» **GIVEN DATA**:
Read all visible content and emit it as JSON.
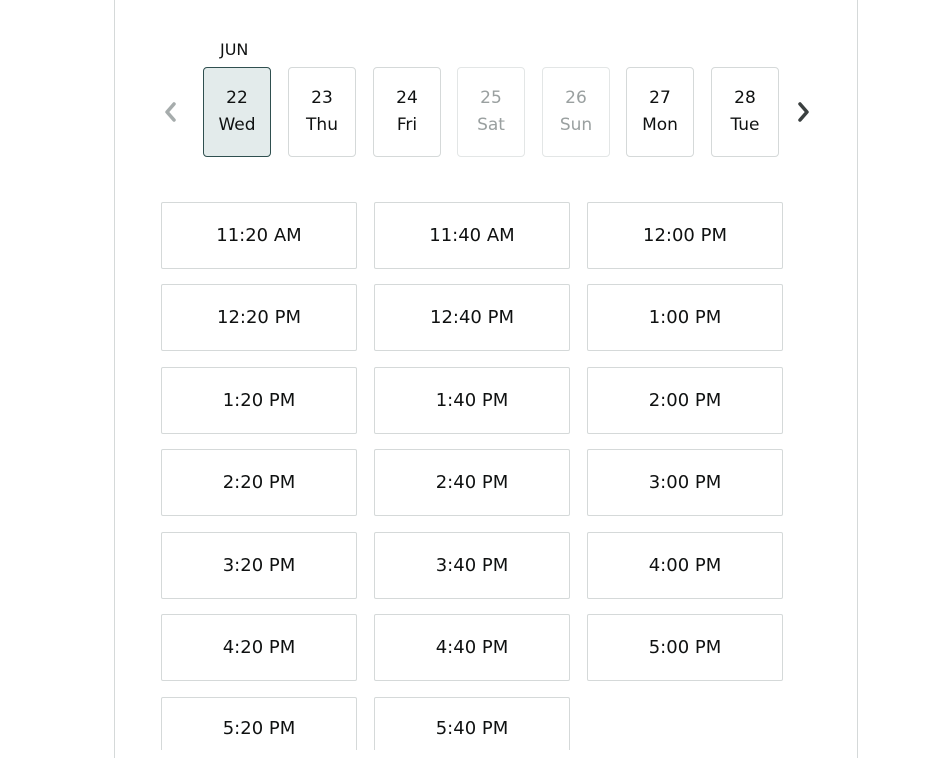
{
  "calendar": {
    "month": "JUN",
    "days": [
      {
        "date": "22",
        "weekday": "Wed",
        "state": "selected"
      },
      {
        "date": "23",
        "weekday": "Thu",
        "state": "available"
      },
      {
        "date": "24",
        "weekday": "Fri",
        "state": "available"
      },
      {
        "date": "25",
        "weekday": "Sat",
        "state": "disabled"
      },
      {
        "date": "26",
        "weekday": "Sun",
        "state": "disabled"
      },
      {
        "date": "27",
        "weekday": "Mon",
        "state": "available"
      },
      {
        "date": "28",
        "weekday": "Tue",
        "state": "available"
      }
    ],
    "icons": {
      "prev": "chevron-left-icon",
      "next": "chevron-right-icon"
    },
    "colors": {
      "selected_bg": "#e3ebeb",
      "selected_border": "#2f4f4f",
      "disabled_text": "#9aa0a0",
      "border": "#d5d9d9"
    }
  },
  "time_slots": [
    "11:20 AM",
    "11:40 AM",
    "12:00 PM",
    "12:20 PM",
    "12:40 PM",
    "1:00 PM",
    "1:20 PM",
    "1:40 PM",
    "2:00 PM",
    "2:20 PM",
    "2:40 PM",
    "3:00 PM",
    "3:20 PM",
    "3:40 PM",
    "4:00 PM",
    "4:20 PM",
    "4:40 PM",
    "5:00 PM",
    "5:20 PM",
    "5:40 PM"
  ]
}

» **WHAT IS EXPECTED**:
Pull every line containing the word "weekday" out of the material.

» **IN RESPONSE**:
        "weekday": "Wed",
        "weekday": "Thu",
        "weekday": "Fri",
        "weekday": "Sat",
        "weekday": "Sun",
        "weekday": "Mon",
        "weekday": "Tue",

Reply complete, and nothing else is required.